§ Document text
Dodsworth
- First edition
- Author: Sinclair Lewis
- Language: English
- Publisher: Harcourt Brace & Company
- Publication date: 1929
- Publication place: United States
- Media type: Print (hardback & paperback)
- Text: Dodsworth online

= Dodsworth (novel) =

1929 novel by Sinclair Lewis

Dodsworth is a satirical novel by American writer Sinclair Lewis, first published by Harcourt Brace & Company on March 14, 1929. Its subject, the differences between US and European intellect, manners, and morals, is one that frequently appears in the works of Henry James. In 1936 it was made into a movie, Dodsworth, which received seven Academy Award nominations and has been regarded as historically significant by the Library of Congress.

==Plot==
The novel is set in the period between late 1925 and late 1927. Samuel ('Sam') Dodsworth is an ambitious and innovative automobile designer, who builds his fortunes in fictional Zenith, Winnemac, through the success of his Revelation Motor Company. Along the way, he courted and won the hand of Frances 'Fran' Voelker, a beautiful young socialite. Deciding to retire while he is still capable of enjoying his leisure, he sells out at fifty and sets out to pursue a dream he'd never allowed himself the time to realize: a leisurely trip to Europe with his wife, with aspirations to visit some manufacturing plants looking for his next challenge. His forty-one-year-old wife, however, motivated by her own vanity and fear of lost youth, is dissatisfied with married life and small town Zenith, and wants to live in Europe permanently as an expatriate, not just visit for a few months. The Dodsworths set sail for Europe, and their marriage begins to unravel.

§ Information supplied
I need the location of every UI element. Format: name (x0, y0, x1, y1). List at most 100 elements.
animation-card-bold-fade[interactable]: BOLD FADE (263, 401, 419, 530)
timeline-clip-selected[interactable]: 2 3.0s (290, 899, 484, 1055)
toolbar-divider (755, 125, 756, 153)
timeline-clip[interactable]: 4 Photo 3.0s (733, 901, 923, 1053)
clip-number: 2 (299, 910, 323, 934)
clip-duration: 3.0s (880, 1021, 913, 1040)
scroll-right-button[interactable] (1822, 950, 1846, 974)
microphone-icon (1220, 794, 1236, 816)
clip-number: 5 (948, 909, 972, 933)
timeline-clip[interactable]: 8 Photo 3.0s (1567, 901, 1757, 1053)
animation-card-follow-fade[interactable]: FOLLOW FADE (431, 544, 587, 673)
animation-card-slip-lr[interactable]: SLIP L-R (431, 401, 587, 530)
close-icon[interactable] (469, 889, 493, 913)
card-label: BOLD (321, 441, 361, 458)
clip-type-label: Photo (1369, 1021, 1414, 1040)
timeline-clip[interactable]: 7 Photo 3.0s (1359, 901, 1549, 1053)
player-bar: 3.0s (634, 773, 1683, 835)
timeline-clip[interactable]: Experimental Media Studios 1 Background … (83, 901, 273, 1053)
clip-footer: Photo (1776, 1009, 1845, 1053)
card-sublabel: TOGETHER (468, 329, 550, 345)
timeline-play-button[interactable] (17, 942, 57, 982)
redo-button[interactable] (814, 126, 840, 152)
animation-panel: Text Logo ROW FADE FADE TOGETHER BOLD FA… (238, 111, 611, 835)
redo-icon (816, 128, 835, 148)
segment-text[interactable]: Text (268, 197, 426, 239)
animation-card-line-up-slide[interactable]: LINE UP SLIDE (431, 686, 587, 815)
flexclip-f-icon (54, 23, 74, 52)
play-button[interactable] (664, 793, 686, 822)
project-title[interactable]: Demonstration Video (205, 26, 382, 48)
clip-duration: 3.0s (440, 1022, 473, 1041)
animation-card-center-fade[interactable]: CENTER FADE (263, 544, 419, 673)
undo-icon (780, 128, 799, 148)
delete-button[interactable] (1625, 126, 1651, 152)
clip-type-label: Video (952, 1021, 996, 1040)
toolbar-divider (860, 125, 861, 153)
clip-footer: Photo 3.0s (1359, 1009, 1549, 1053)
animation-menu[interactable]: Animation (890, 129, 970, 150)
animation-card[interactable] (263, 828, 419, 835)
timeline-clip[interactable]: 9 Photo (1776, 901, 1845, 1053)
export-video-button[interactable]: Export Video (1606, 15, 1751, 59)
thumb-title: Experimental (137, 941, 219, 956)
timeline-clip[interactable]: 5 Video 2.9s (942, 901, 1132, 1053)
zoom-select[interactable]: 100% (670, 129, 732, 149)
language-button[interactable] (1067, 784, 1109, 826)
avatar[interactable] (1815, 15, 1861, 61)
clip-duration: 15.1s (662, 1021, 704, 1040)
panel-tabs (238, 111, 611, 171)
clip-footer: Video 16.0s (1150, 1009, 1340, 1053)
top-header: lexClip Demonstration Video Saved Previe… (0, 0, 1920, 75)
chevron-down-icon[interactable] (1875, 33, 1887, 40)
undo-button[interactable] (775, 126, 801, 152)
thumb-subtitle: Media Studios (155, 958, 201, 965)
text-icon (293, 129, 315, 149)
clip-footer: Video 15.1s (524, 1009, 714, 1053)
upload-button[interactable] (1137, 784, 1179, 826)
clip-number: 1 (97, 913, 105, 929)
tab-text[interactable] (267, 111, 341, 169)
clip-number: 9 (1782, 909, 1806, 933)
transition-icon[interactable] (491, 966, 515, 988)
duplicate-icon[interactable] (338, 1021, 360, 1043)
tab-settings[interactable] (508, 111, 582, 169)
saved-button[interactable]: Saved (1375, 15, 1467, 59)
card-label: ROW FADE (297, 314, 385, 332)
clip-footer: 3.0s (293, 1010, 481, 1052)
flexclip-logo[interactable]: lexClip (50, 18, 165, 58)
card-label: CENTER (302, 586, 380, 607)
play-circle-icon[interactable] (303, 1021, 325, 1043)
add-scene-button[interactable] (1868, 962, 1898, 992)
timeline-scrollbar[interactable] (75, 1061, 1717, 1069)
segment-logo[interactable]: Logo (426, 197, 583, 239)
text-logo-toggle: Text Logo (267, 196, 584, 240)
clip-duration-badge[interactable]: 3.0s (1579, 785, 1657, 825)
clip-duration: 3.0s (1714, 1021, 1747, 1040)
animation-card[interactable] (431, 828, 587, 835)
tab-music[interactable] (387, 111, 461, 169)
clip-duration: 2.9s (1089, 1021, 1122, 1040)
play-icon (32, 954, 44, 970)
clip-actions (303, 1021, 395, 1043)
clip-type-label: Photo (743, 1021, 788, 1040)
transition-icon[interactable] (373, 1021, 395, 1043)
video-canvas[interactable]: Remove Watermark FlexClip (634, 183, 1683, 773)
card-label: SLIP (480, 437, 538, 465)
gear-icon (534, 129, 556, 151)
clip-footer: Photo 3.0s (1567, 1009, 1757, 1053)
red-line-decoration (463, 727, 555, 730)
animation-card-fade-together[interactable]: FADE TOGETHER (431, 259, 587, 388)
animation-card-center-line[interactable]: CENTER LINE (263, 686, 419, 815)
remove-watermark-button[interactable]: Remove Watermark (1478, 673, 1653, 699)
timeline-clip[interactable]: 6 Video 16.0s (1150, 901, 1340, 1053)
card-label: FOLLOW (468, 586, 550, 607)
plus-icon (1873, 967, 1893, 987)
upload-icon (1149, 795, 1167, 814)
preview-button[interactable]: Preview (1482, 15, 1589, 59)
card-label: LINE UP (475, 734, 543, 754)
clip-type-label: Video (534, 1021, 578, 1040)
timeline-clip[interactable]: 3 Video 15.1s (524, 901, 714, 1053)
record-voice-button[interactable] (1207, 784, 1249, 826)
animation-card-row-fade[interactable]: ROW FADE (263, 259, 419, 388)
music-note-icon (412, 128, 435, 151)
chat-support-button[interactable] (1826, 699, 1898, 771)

§ Work instruction 1
Translate this sentence from the Dodsworth text into Spanish: "The novel is set in the period between late 1925 and late 1927."
§ Work instruction 2
Reproduce the Dodsworth text word for word, everything from "Dodsworth is a satirical" down to "Library of Congress.".
§ Work instruction 3
Say whether each statement agrees with the Dodsworth text. Answer yes or no and quote the deciding words.
(a) The novel was first published on March 14, 1929.
(b) Sam Dodsworth sells out at sixty.
(c) The 1936 movie received five Academy Award nominations.

§ Answer section 1
La novela transcurre en el período comprendido entre finales de 1925 y finales de 1927.

§ Answer section 2
Dodsworth is a satirical novel by American writer Sinclair Lewis, first published by Harcourt Brace & Company on March 14, 1929. Its subject, the differences between US and European intellect, manners, and morals, is one that frequently appears in the works of Henry James. In 1936 it was made into a movie, Dodsworth, which received seven Academy Award nominations and has been regarded as historically significant by the Library of Congress.

§ Answer section 3
(a) Yes: "first published by Harcourt Brace & Company on March 14, 1929"
(b) No: "he sells out at fifty"
(c) No: "received seven Academy Award nominations"